== Your objective ==
List all lines of the data that include the string "seeds".

== Dataset excerpts ==
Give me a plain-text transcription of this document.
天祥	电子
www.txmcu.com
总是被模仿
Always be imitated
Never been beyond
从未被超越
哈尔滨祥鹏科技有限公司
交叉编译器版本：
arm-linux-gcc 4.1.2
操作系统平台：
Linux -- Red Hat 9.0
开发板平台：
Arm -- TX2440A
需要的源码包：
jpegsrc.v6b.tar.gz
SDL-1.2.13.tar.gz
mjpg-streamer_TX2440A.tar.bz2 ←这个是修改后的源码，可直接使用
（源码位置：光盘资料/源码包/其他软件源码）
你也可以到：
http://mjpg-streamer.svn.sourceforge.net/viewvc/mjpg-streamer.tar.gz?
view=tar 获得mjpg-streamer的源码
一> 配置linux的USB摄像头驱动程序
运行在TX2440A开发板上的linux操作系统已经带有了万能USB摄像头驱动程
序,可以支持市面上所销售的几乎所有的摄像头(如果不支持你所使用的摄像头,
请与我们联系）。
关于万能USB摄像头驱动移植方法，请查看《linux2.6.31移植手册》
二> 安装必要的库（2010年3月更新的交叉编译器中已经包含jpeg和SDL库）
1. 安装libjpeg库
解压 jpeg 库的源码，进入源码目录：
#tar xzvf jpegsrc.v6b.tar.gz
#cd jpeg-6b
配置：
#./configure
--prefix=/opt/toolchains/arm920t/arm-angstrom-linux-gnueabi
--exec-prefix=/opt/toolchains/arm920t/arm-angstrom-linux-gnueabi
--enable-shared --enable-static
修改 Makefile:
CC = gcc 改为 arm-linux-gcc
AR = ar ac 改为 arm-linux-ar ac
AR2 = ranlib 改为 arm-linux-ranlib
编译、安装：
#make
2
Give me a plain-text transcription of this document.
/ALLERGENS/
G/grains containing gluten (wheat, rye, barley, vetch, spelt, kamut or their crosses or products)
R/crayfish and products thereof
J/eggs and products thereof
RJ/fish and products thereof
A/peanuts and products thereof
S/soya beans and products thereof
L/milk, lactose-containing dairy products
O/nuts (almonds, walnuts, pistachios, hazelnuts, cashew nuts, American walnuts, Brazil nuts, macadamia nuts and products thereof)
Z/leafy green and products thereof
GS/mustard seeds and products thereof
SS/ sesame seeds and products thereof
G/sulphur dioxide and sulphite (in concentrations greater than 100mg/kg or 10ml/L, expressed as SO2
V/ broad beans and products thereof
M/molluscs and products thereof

== Response to the exercise ==
GS/mustard seeds and products thereof
SS/ sesame seeds and products thereof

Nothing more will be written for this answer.